-- Start PROVIDED RECORDS --

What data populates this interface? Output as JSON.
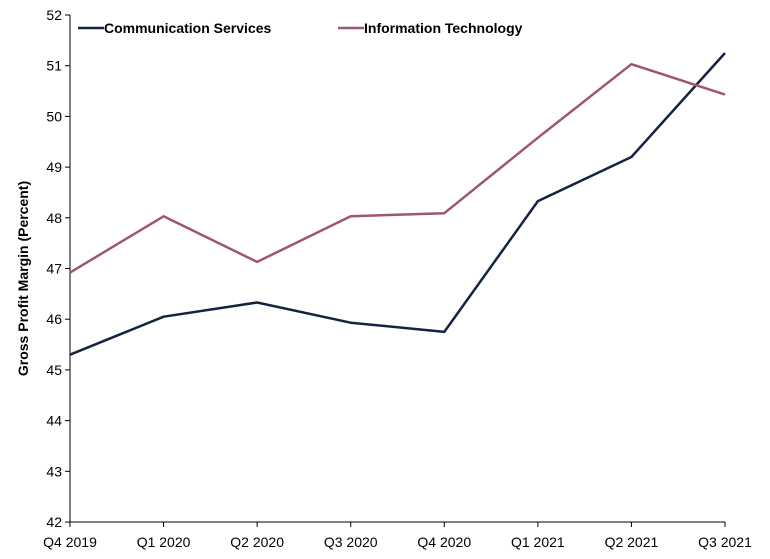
{
  "chart_data": {
    "type": "line",
    "categories": [
      "Q4 2019",
      "Q1 2020",
      "Q2 2020",
      "Q3 2020",
      "Q4 2020",
      "Q1 2021",
      "Q2 2021",
      "Q3 2021"
    ],
    "series": [
      {
        "name": "Communication Services",
        "color": "#14233f",
        "values": [
          45.3,
          46.05,
          46.33,
          45.93,
          45.75,
          48.33,
          49.2,
          51.25
        ]
      },
      {
        "name": "Information Technology",
        "color": "#a0566c",
        "values": [
          46.92,
          48.03,
          47.13,
          48.03,
          48.09,
          49.58,
          51.03,
          50.43
        ]
      }
    ],
    "xlabel": "",
    "ylabel": "Gross Profit Margin (Percent)",
    "ylim": [
      42,
      52
    ],
    "yticks": [
      42,
      43,
      44,
      45,
      46,
      47,
      48,
      49,
      50,
      51,
      52
    ],
    "grid": false,
    "legend_position": "top-left"
  }
}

-- End PROVIDED RECORDS --

> **WRITTEN EXERCISE**
Repeat the records above exactly, leaving out the pictures.

> **TASK OUTPUT**
What data populates this interface? Output as JSON.
{
  "chart_data": {
    "type": "line",
    "categories": [
      "Q4 2019",
      "Q1 2020",
      "Q2 2020",
      "Q3 2020",
      "Q4 2020",
      "Q1 2021",
      "Q2 2021",
      "Q3 2021"
    ],
    "series": [
      {
        "name": "Communication Services",
        "color": "#14233f",
        "values": [
          45.3,
          46.05,
          46.33,
          45.93,
          45.75,
          48.33,
          49.2,
          51.25
        ]
      },
      {
        "name": "Information Technology",
        "color": "#a0566c",
        "values": [
          46.92,
          48.03,
          47.13,
          48.03,
          48.09,
          49.58,
          51.03,
          50.43
        ]
      }
    ],
    "xlabel": "",
    "ylabel": "Gross Profit Margin (Percent)",
    "ylim": [
      42,
      52
    ],
    "yticks": [
      42,
      43,
      44,
      45,
      46,
      47,
      48,
      49,
      50,
      51,
      52
    ],
    "grid": false,
    "legend_position": "top-left"
  }
}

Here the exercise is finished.